* **Chart and figure data**:
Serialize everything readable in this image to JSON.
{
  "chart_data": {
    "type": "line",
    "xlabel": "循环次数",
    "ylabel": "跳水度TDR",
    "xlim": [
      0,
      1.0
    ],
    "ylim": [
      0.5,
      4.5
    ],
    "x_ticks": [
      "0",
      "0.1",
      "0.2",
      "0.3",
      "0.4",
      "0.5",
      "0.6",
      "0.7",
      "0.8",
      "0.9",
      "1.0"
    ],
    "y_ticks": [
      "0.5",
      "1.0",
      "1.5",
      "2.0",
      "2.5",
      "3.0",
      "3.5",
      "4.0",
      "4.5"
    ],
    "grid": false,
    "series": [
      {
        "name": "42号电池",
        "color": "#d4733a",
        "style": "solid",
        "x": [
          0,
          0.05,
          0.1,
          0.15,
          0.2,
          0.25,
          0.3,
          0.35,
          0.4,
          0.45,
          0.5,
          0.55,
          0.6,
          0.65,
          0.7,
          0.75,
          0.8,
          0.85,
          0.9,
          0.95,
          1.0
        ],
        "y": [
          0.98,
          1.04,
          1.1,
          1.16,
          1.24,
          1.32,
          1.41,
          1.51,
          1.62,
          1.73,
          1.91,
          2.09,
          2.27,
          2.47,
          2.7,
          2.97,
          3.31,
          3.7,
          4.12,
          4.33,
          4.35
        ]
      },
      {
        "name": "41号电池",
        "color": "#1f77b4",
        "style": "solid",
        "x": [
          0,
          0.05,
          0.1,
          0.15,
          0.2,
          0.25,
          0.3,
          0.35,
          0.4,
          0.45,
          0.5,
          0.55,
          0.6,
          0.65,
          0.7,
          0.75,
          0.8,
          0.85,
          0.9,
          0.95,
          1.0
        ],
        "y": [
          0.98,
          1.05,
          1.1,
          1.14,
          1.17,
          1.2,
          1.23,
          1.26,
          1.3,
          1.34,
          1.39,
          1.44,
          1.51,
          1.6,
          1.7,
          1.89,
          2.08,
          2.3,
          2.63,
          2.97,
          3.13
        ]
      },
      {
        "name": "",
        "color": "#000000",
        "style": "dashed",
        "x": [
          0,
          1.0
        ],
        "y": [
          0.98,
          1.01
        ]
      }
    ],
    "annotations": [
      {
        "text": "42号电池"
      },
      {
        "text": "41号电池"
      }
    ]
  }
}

* **Exercise prompt**: Copy every line of the listing where the word "color" appears.

* **Full response**:
        "color": "#d4733a",
        "color": "#1f77b4",
        "color": "#000000",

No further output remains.